Data provided:
☆ ☆ ☆ ☆ ☆

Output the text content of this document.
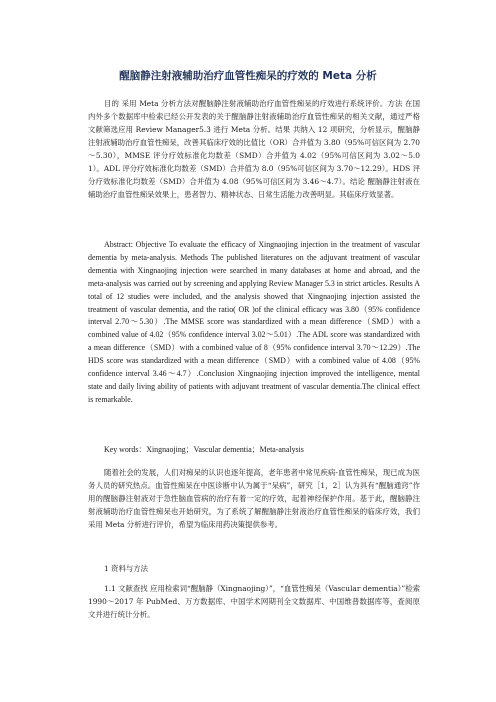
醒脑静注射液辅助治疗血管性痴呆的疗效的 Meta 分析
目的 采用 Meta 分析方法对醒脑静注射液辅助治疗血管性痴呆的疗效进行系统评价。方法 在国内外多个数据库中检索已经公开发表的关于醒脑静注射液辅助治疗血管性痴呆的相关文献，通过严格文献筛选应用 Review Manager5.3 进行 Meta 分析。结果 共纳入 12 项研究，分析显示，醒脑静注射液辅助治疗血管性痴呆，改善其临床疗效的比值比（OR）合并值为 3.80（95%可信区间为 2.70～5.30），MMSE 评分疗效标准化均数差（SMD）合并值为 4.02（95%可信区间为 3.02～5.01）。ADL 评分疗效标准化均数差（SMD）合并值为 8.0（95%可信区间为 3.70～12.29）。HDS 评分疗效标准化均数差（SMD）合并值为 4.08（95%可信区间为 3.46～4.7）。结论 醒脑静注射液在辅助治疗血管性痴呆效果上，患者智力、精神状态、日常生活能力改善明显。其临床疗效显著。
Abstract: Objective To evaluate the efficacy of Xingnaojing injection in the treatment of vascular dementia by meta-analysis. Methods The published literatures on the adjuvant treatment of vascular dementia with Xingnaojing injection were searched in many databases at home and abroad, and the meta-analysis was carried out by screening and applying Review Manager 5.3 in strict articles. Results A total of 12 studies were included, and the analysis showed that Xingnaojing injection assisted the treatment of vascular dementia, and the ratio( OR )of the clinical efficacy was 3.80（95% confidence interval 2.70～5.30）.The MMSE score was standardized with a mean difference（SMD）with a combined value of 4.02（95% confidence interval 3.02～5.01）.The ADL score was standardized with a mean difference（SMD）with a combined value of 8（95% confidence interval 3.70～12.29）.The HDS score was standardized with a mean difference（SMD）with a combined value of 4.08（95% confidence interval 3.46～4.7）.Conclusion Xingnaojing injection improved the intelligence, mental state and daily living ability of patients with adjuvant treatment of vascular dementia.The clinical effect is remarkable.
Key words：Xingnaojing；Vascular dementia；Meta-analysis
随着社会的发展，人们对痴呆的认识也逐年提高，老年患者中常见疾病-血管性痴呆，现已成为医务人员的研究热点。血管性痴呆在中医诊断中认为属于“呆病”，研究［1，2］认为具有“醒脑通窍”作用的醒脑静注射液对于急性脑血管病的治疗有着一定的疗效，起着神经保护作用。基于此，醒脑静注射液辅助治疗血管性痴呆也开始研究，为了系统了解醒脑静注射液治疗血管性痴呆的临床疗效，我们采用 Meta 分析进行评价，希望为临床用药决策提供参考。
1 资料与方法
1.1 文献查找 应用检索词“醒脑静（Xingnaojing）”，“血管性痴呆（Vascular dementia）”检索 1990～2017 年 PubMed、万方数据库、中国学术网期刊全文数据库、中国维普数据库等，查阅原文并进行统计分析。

☆ ☆ ☆ ☆ ☆

About this exercise:
Each record above must be returned exactly as written, with its pictures omitted.

Output for this task:
Output the text content of this document.
醒脑静注射液辅助治疗血管性痴呆的疗效的 Meta 分析
目的 采用 Meta 分析方法对醒脑静注射液辅助治疗血管性痴呆的疗效进行系统评价。方法 在国内外多个数据库中检索已经公开发表的关于醒脑静注射液辅助治疗血管性痴呆的相关文献，通过严格文献筛选应用 Review Manager5.3 进行 Meta 分析。结果 共纳入 12 项研究，分析显示，醒脑静注射液辅助治疗血管性痴呆，改善其临床疗效的比值比（OR）合并值为 3.80（95%可信区间为 2.70～5.30），MMSE 评分疗效标准化均数差（SMD）合并值为 4.02（95%可信区间为 3.02～5.01）。ADL 评分疗效标准化均数差（SMD）合并值为 8.0（95%可信区间为 3.70～12.29）。HDS 评分疗效标准化均数差（SMD）合并值为 4.08（95%可信区间为 3.46～4.7）。结论 醒脑静注射液在辅助治疗血管性痴呆效果上，患者智力、精神状态、日常生活能力改善明显。其临床疗效显著。
Abstract: Objective To evaluate the efficacy of Xingnaojing injection in the treatment of vascular dementia by meta-analysis. Methods The published literatures on the adjuvant treatment of vascular dementia with Xingnaojing injection were searched in many databases at home and abroad, and the meta-analysis was carried out by screening and applying Review Manager 5.3 in strict articles. Results A total of 12 studies were included, and the analysis showed that Xingnaojing injection assisted the treatment of vascular dementia, and the ratio( OR )of the clinical efficacy was 3.80（95% confidence interval 2.70～5.30）.The MMSE score was standardized with a mean difference（SMD）with a combined value of 4.02（95% confidence interval 3.02～5.01）.The ADL score was standardized with a mean difference（SMD）with a combined value of 8（95% confidence interval 3.70～12.29）.The HDS score was standardized with a mean difference（SMD）with a combined value of 4.08（95% confidence interval 3.46～4.7）.Conclusion Xingnaojing injection improved the intelligence, mental state and daily living ability of patients with adjuvant treatment of vascular dementia.The clinical effect is remarkable.
Key words：Xingnaojing；Vascular dementia；Meta-analysis
随着社会的发展，人们对痴呆的认识也逐年提高，老年患者中常见疾病-血管性痴呆，现已成为医务人员的研究热点。血管性痴呆在中医诊断中认为属于“呆病”，研究［1，2］认为具有“醒脑通窍”作用的醒脑静注射液对于急性脑血管病的治疗有着一定的疗效，起着神经保护作用。基于此，醒脑静注射液辅助治疗血管性痴呆也开始研究，为了系统了解醒脑静注射液治疗血管性痴呆的临床疗效，我们采用 Meta 分析进行评价，希望为临床用药决策提供参考。
1 资料与方法
1.1 文献查找 应用检索词“醒脑静（Xingnaojing）”，“血管性痴呆（Vascular dementia）”检索 1990～2017 年 PubMed、万方数据库、中国学术网期刊全文数据库、中国维普数据库等，查阅原文并进行统计分析。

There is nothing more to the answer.